**Provided records:**
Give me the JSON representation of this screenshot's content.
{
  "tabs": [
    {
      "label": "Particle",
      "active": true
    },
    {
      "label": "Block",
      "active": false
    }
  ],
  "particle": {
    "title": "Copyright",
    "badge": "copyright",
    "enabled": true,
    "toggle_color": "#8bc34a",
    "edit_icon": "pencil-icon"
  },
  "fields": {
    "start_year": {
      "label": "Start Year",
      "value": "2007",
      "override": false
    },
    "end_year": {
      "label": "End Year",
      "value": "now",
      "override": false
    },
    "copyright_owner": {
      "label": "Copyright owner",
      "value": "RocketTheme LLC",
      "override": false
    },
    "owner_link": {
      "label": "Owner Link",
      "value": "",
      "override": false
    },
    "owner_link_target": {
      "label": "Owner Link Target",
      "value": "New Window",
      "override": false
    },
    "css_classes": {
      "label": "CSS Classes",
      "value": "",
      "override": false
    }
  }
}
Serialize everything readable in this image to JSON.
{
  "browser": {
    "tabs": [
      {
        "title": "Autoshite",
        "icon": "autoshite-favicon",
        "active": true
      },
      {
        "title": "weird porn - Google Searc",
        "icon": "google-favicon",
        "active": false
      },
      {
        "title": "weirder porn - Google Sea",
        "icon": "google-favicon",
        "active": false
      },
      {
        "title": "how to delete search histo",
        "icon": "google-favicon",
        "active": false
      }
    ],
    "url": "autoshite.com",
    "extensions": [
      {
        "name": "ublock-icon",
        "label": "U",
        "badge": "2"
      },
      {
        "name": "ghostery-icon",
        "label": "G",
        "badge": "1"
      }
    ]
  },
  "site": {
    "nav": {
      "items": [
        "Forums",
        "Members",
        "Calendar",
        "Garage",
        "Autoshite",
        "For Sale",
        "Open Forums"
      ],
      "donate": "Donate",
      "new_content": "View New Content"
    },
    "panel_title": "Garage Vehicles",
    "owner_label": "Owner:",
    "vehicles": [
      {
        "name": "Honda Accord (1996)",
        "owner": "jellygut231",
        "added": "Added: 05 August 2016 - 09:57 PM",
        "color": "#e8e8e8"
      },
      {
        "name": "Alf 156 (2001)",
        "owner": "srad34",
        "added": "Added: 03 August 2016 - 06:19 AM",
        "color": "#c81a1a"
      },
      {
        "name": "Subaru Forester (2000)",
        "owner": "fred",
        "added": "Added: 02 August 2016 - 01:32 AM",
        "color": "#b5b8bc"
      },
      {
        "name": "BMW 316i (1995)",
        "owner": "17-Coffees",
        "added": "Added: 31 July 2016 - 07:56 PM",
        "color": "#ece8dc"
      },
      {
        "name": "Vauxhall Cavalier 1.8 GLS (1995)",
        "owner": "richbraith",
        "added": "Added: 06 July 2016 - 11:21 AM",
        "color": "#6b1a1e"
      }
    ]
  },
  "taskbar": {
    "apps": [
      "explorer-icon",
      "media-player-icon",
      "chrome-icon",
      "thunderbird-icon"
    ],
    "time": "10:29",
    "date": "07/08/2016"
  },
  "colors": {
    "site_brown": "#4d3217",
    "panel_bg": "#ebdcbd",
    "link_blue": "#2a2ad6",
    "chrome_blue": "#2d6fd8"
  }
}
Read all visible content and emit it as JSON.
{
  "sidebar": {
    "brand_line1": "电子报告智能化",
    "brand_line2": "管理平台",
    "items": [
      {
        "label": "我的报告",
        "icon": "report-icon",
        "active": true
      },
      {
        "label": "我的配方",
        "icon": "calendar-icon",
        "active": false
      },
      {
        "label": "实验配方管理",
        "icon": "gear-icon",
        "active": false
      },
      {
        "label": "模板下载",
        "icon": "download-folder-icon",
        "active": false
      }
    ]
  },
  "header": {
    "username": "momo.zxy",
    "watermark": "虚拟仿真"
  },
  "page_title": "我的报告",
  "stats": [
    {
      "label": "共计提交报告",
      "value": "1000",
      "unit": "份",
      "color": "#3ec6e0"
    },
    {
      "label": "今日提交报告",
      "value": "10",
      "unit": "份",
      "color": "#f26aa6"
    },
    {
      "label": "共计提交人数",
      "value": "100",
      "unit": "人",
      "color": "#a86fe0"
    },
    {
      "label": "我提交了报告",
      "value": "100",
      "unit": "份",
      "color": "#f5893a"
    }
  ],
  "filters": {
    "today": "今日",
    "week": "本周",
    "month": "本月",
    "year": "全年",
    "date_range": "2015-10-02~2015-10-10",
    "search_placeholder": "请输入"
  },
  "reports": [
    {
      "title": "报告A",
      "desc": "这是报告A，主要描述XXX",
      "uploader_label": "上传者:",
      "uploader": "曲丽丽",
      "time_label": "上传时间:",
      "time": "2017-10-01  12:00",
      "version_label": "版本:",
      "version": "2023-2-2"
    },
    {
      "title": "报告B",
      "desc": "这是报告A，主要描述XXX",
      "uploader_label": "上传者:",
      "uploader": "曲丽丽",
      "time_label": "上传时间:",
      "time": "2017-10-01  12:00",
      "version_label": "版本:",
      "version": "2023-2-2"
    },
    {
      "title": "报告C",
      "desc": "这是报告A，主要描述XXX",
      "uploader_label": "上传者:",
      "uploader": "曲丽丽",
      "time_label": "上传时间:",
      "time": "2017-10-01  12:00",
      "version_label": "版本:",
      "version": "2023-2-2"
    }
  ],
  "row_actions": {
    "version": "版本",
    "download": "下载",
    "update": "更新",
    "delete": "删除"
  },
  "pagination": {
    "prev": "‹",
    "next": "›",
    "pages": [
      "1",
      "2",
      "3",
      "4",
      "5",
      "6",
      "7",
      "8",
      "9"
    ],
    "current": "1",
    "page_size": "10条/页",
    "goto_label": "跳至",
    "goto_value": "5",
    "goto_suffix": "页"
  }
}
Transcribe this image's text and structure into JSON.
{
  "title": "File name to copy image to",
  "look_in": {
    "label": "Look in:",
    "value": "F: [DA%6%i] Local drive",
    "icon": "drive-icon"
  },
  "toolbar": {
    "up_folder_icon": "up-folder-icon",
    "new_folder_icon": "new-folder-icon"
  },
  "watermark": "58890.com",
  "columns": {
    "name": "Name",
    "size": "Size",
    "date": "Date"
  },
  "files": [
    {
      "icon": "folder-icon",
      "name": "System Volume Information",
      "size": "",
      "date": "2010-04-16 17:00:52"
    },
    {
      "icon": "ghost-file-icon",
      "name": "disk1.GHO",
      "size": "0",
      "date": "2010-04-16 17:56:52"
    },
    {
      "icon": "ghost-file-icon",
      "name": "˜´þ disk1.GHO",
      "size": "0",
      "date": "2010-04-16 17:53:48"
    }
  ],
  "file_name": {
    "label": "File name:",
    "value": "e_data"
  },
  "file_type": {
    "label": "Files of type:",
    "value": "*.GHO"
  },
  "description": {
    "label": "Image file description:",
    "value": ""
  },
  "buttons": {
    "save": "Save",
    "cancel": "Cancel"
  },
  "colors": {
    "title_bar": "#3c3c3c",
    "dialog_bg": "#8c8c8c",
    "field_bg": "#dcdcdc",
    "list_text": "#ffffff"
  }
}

**Job:** Return all of the data word for word.

**Answer in full:**
Give me the JSON representation of this screenshot's content.
{
  "tabs": [
    {
      "label": "Particle",
      "active": true
    },
    {
      "label": "Block",
      "active": false
    }
  ],
  "particle": {
    "title": "Copyright",
    "badge": "copyright",
    "enabled": true,
    "toggle_color": "#8bc34a",
    "edit_icon": "pencil-icon"
  },
  "fields": {
    "start_year": {
      "label": "Start Year",
      "value": "2007",
      "override": false
    },
    "end_year": {
      "label": "End Year",
      "value": "now",
      "override": false
    },
    "copyright_owner": {
      "label": "Copyright owner",
      "value": "RocketTheme LLC",
      "override": false
    },
    "owner_link": {
      "label": "Owner Link",
      "value": "",
      "override": false
    },
    "owner_link_target": {
      "label": "Owner Link Target",
      "value": "New Window",
      "override": false
    },
    "css_classes": {
      "label": "CSS Classes",
      "value": "",
      "override": false
    }
  }
}
Serialize everything readable in this image to JSON.
{
  "browser": {
    "tabs": [
      {
        "title": "Autoshite",
        "icon": "autoshite-favicon",
        "active": true
      },
      {
        "title": "weird porn - Google Searc",
        "icon": "google-favicon",
        "active": false
      },
      {
        "title": "weirder porn - Google Sea",
        "icon": "google-favicon",
        "active": false
      },
      {
        "title": "how to delete search histo",
        "icon": "google-favicon",
        "active": false
      }
    ],
    "url": "autoshite.com",
    "extensions": [
      {
        "name": "ublock-icon",
        "label": "U",
        "badge": "2"
      },
      {
        "name": "ghostery-icon",
        "label": "G",
        "badge": "1"
      }
    ]
  },
  "site": {
    "nav": {
      "items": [
        "Forums",
        "Members",
        "Calendar",
        "Garage",
        "Autoshite",
        "For Sale",
        "Open Forums"
      ],
      "donate": "Donate",
      "new_content": "View New Content"
    },
    "panel_title": "Garage Vehicles",
    "owner_label": "Owner:",
    "vehicles": [
      {
        "name": "Honda Accord (1996)",
        "owner": "jellygut231",
        "added": "Added: 05 August 2016 - 09:57 PM",
        "color": "#e8e8e8"
      },
      {
        "name": "Alf 156 (2001)",
        "owner": "srad34",
        "added": "Added: 03 August 2016 - 06:19 AM",
        "color": "#c81a1a"
      },
      {
        "name": "Subaru Forester (2000)",
        "owner": "fred",
        "added": "Added: 02 August 2016 - 01:32 AM",
        "color": "#b5b8bc"
      },
      {
        "name": "BMW 316i (1995)",
        "owner": "17-Coffees",
        "added": "Added: 31 July 2016 - 07:56 PM",
        "color": "#ece8dc"
      },
      {
        "name": "Vauxhall Cavalier 1.8 GLS (1995)",
        "owner": "richbraith",
        "added": "Added: 06 July 2016 - 11:21 AM",
        "color": "#6b1a1e"
      }
    ]
  },
  "taskbar": {
    "apps": [
      "explorer-icon",
      "media-player-icon",
      "chrome-icon",
      "thunderbird-icon"
    ],
    "time": "10:29",
    "date": "07/08/2016"
  },
  "colors": {
    "site_brown": "#4d3217",
    "panel_bg": "#ebdcbd",
    "link_blue": "#2a2ad6",
    "chrome_blue": "#2d6fd8"
  }
}
Read all visible content and emit it as JSON.
{
  "sidebar": {
    "brand_line1": "电子报告智能化",
    "brand_line2": "管理平台",
    "items": [
      {
        "label": "我的报告",
        "icon": "report-icon",
        "active": true
      },
      {
        "label": "我的配方",
        "icon": "calendar-icon",
        "active": false
      },
      {
        "label": "实验配方管理",
        "icon": "gear-icon",
        "active": false
      },
      {
        "label": "模板下载",
        "icon": "download-folder-icon",
        "active": false
      }
    ]
  },
  "header": {
    "username": "momo.zxy",
    "watermark": "虚拟仿真"
  },
  "page_title": "我的报告",
  "stats": [
    {
      "label": "共计提交报告",
      "value": "1000",
      "unit": "份",
      "color": "#3ec6e0"
    },
    {
      "label": "今日提交报告",
      "value": "10",
      "unit": "份",
      "color": "#f26aa6"
    },
    {
      "label": "共计提交人数",
      "value": "100",
      "unit": "人",
      "color": "#a86fe0"
    },
    {
      "label": "我提交了报告",
      "value": "100",
      "unit": "份",
      "color": "#f5893a"
    }
  ],
  "filters": {
    "today": "今日",
    "week": "本周",
    "month": "本月",
    "year": "全年",
    "date_range": "2015-10-02~2015-10-10",
    "search_placeholder": "请输入"
  },
  "reports": [
    {
      "title": "报告A",
      "desc": "这是报告A，主要描述XXX",
      "uploader_label": "上传者:",
      "uploader": "曲丽丽",
      "time_label": "上传时间:",
      "time": "2017-10-01  12:00",
      "version_label": "版本:",
      "version": "2023-2-2"
    },
    {
      "title": "报告B",
      "desc": "这是报告A，主要描述XXX",
      "uploader_label": "上传者:",
      "uploader": "曲丽丽",
      "time_label": "上传时间:",
      "time": "2017-10-01  12:00",
      "version_label": "版本:",
      "version": "2023-2-2"
    },
    {
      "title": "报告C",
      "desc": "这是报告A，主要描述XXX",
      "uploader_label": "上传者:",
      "uploader": "曲丽丽",
      "time_label": "上传时间:",
      "time": "2017-10-01  12:00",
      "version_label": "版本:",
      "version": "2023-2-2"
    }
  ],
  "row_actions": {
    "version": "版本",
    "download": "下载",
    "update": "更新",
    "delete": "删除"
  },
  "pagination": {
    "prev": "‹",
    "next": "›",
    "pages": [
      "1",
      "2",
      "3",
      "4",
      "5",
      "6",
      "7",
      "8",
      "9"
    ],
    "current": "1",
    "page_size": "10条/页",
    "goto_label": "跳至",
    "goto_value": "5",
    "goto_suffix": "页"
  }
}
Transcribe this image's text and structure into JSON.
{
  "title": "File name to copy image to",
  "look_in": {
    "label": "Look in:",
    "value": "F: [DA%6%i] Local drive",
    "icon": "drive-icon"
  },
  "toolbar": {
    "up_folder_icon": "up-folder-icon",
    "new_folder_icon": "new-folder-icon"
  },
  "watermark": "58890.com",
  "columns": {
    "name": "Name",
    "size": "Size",
    "date": "Date"
  },
  "files": [
    {
      "icon": "folder-icon",
      "name": "System Volume Information",
      "size": "",
      "date": "2010-04-16 17:00:52"
    },
    {
      "icon": "ghost-file-icon",
      "name": "disk1.GHO",
      "size": "0",
      "date": "2010-04-16 17:56:52"
    },
    {
      "icon": "ghost-file-icon",
      "name": "˜´þ disk1.GHO",
      "size": "0",
      "date": "2010-04-16 17:53:48"
    }
  ],
  "file_name": {
    "label": "File name:",
    "value": "e_data"
  },
  "file_type": {
    "label": "Files of type:",
    "value": "*.GHO"
  },
  "description": {
    "label": "Image file description:",
    "value": ""
  },
  "buttons": {
    "save": "Save",
    "cancel": "Cancel"
  },
  "colors": {
    "title_bar": "#3c3c3c",
    "dialog_bg": "#8c8c8c",
    "field_bg": "#dcdcdc",
    "list_text": "#ffffff"
  }
}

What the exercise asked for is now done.